> **MATERIAL PROVIDED**:
▬▬▬
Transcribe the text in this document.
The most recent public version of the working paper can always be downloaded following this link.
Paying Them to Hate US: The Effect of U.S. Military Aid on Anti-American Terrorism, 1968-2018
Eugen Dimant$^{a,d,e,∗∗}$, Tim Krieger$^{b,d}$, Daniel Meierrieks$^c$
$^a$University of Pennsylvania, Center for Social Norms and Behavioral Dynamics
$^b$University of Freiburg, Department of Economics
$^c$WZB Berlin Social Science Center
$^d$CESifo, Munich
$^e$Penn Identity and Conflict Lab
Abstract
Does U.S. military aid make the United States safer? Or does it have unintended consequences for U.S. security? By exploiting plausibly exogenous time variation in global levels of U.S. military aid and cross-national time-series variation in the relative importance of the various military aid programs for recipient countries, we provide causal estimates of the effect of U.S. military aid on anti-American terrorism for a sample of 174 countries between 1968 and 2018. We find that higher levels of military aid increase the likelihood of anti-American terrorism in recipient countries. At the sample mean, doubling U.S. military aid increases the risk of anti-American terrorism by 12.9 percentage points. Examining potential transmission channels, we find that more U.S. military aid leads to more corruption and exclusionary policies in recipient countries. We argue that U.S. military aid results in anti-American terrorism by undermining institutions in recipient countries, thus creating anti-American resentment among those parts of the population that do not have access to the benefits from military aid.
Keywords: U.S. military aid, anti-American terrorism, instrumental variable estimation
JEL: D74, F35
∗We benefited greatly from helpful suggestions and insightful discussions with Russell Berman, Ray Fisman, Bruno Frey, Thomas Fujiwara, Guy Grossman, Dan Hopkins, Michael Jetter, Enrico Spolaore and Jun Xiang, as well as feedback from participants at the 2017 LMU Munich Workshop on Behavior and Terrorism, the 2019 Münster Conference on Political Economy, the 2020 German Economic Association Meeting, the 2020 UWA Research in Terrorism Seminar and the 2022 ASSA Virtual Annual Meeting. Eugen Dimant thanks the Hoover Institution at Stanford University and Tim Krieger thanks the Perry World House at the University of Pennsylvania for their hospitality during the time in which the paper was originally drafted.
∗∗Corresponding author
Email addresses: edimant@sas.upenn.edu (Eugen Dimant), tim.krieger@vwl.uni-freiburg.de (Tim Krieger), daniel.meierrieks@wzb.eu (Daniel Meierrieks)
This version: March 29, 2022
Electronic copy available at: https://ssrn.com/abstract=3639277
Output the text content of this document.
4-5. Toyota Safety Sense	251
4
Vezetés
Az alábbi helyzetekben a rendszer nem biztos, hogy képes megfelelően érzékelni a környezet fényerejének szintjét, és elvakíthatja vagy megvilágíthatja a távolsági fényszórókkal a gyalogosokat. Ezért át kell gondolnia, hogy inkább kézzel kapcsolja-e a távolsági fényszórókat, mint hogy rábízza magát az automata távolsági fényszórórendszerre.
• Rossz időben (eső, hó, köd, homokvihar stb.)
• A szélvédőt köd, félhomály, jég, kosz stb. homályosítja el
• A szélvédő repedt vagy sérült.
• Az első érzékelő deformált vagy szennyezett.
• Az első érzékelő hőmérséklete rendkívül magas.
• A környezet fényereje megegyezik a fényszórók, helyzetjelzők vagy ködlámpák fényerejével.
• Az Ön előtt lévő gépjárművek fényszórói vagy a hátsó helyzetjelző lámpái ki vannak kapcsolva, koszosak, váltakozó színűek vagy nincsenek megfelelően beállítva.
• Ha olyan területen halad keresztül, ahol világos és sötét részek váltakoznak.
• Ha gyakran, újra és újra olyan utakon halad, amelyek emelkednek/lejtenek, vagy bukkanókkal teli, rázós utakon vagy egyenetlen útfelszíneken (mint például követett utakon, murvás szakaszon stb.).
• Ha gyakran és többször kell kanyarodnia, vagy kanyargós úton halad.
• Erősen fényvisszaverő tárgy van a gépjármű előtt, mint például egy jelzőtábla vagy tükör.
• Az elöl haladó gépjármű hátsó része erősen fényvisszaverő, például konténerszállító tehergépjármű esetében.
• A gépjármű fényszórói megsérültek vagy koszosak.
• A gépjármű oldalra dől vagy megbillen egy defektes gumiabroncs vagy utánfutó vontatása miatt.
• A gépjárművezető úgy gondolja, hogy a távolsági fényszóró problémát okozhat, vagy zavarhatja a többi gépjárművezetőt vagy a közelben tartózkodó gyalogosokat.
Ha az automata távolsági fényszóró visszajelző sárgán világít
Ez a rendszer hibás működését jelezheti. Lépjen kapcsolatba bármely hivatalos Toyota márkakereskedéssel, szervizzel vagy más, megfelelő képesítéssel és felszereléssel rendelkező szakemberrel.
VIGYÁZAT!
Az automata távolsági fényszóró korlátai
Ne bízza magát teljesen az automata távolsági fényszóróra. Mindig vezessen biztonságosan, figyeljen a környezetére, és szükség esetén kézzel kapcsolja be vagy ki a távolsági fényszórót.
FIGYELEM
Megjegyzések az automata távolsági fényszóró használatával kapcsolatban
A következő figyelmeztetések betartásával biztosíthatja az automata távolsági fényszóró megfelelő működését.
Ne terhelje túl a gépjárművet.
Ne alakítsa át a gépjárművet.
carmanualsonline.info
▬▬▬
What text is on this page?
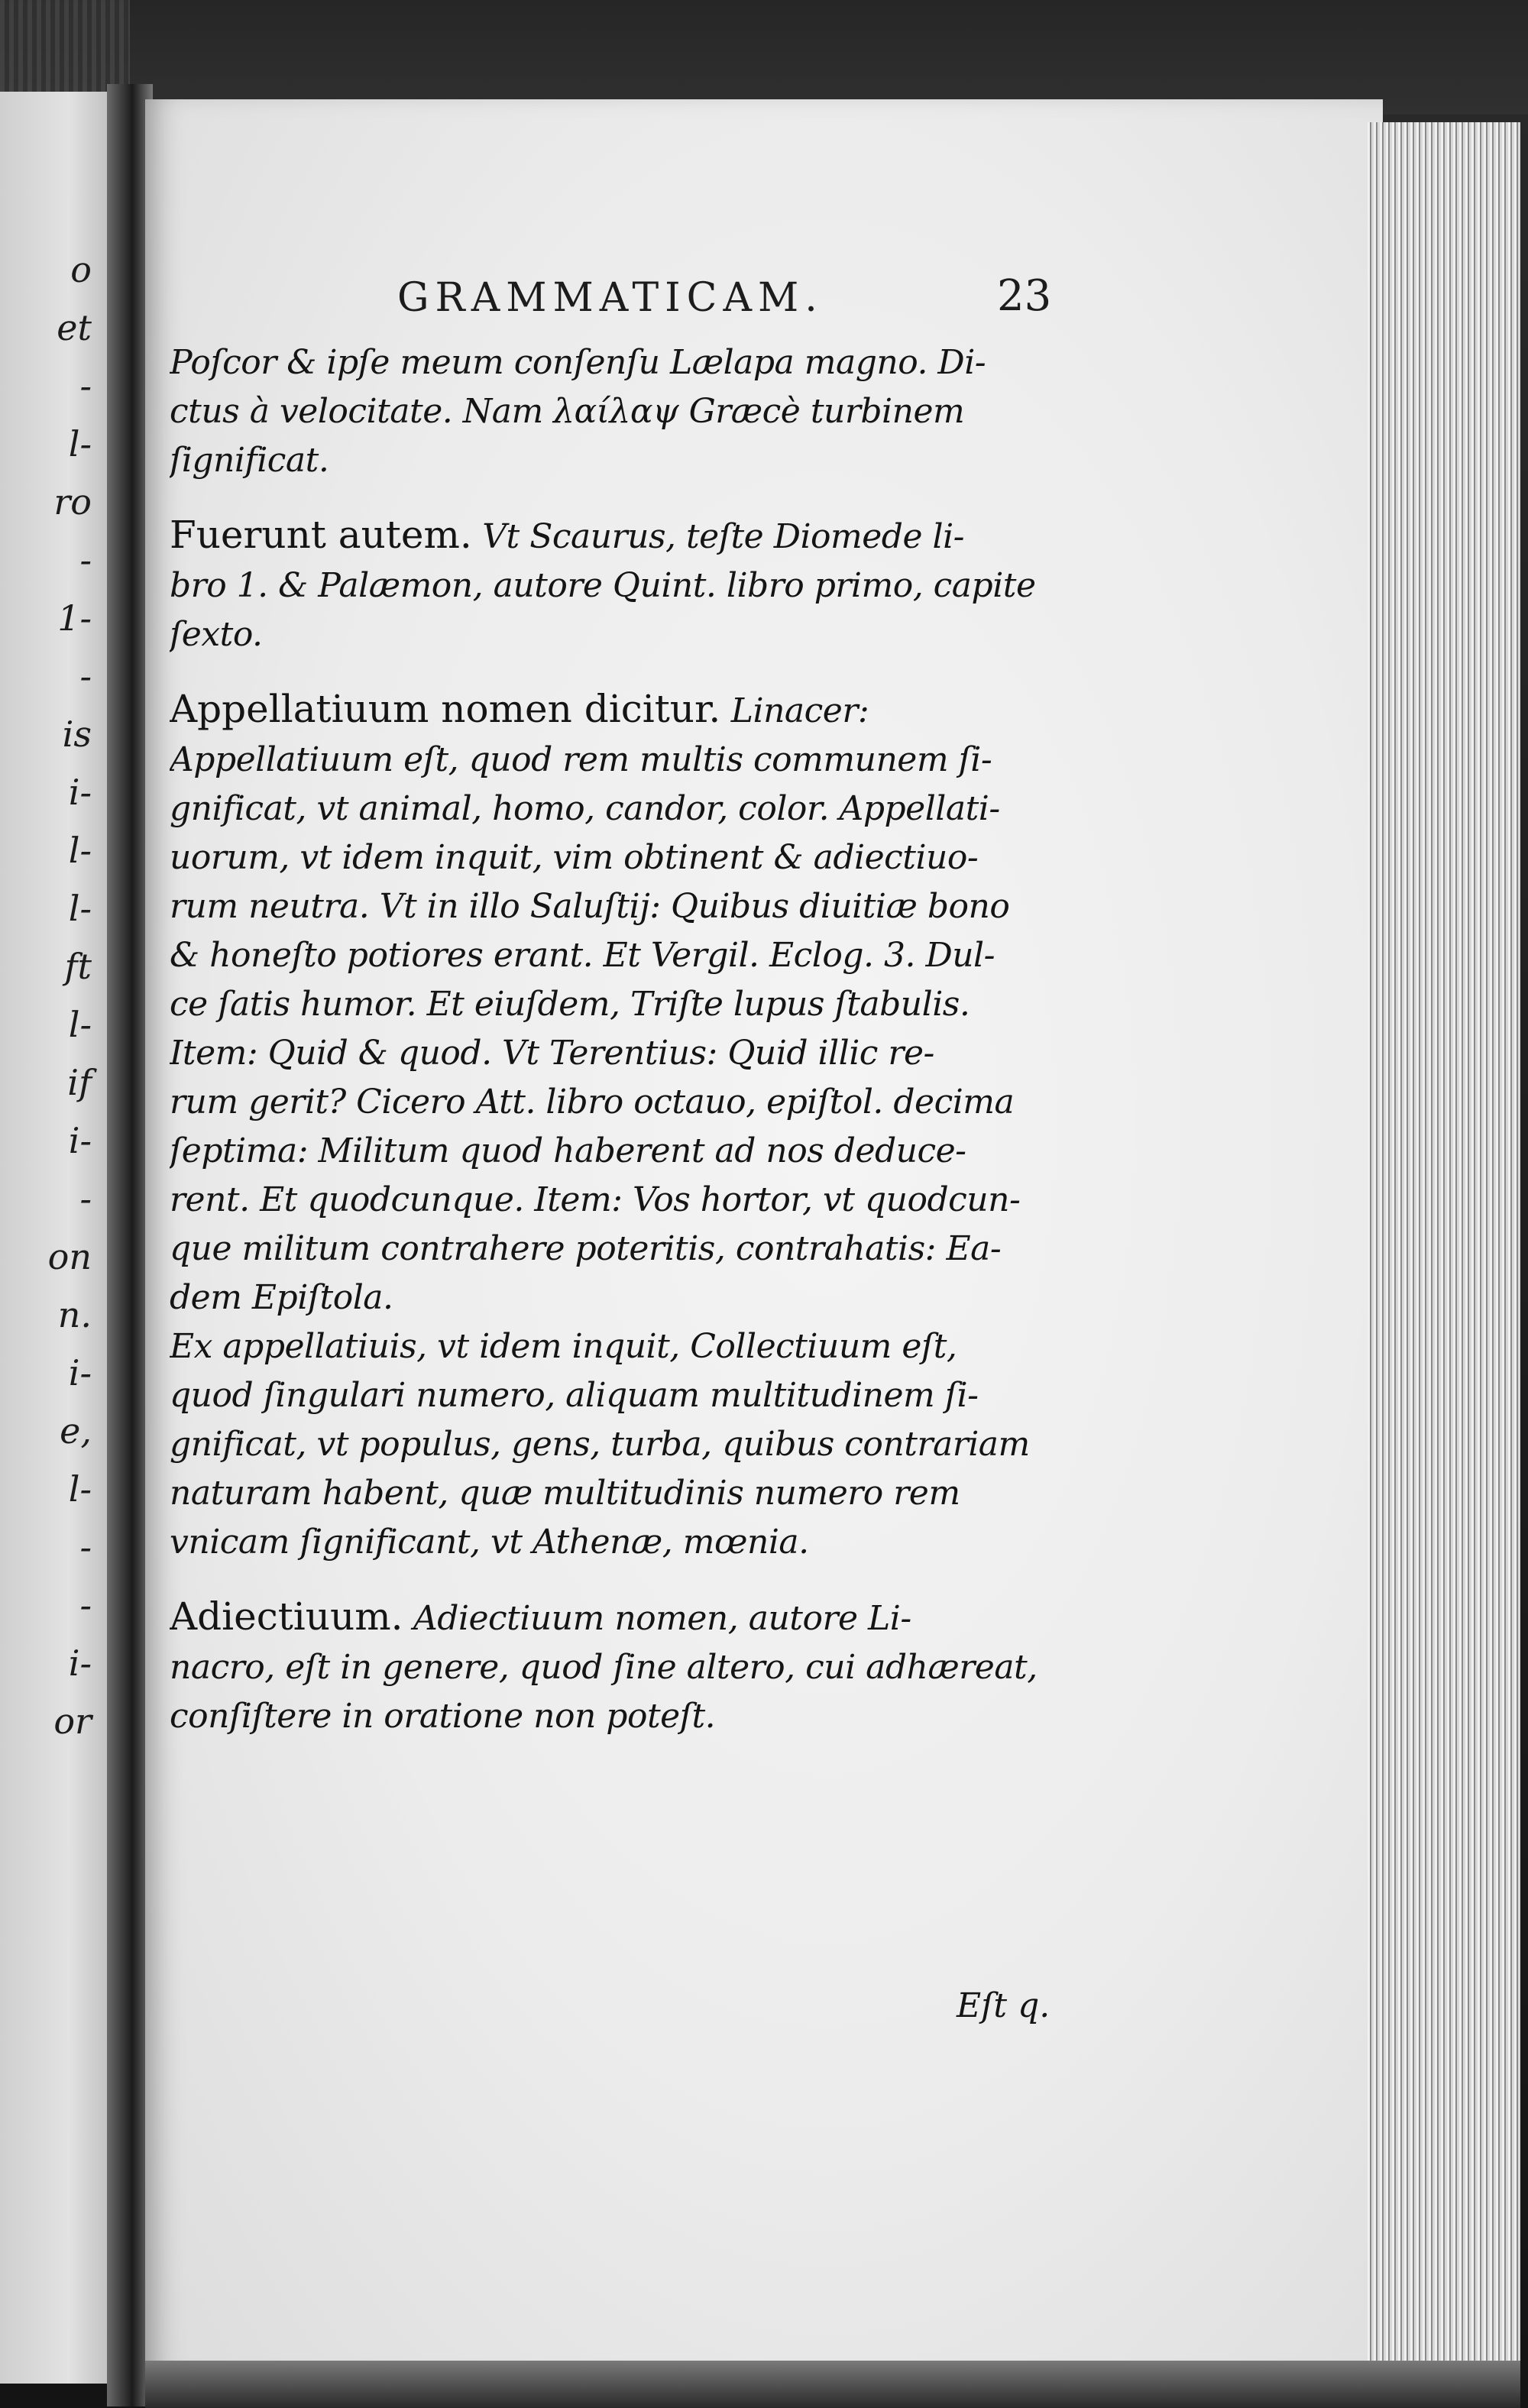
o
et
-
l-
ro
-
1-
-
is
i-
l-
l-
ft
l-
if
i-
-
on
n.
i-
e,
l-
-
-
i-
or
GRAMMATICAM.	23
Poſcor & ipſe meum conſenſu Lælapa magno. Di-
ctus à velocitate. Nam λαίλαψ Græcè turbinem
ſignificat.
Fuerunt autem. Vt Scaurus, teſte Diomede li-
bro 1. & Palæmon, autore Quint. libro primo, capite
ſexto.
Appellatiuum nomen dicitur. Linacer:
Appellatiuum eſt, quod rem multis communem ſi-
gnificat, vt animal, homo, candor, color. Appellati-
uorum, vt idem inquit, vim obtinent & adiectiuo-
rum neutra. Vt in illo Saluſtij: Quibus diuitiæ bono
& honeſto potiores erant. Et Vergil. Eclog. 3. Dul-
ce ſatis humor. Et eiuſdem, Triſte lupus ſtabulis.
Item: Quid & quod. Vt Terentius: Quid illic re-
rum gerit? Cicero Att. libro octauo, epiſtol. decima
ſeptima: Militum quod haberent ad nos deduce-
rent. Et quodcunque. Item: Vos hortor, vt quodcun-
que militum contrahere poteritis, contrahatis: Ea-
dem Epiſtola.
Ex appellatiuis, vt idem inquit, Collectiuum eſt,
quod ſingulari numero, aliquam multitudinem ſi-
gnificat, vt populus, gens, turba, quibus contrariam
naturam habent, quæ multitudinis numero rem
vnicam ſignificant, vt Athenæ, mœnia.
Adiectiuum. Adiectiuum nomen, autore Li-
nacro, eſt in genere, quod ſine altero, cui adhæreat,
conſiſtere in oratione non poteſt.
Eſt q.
▬▬▬
> **WRITTEN TASK**:
Where a line contains the string "Daniel", extract that line.

> **ANSWER TO THE EXERCISE**:
Eugen Dimant$^{a,d,e,∗∗}$, Tim Krieger$^{b,d}$, Daniel Meierrieks$^c$
Email addresses: edimant@sas.upenn.edu (Eugen Dimant), tim.krieger@vwl.uni-freiburg.de (Tim Krieger), daniel.meierrieks@wzb.eu (Daniel Meierrieks)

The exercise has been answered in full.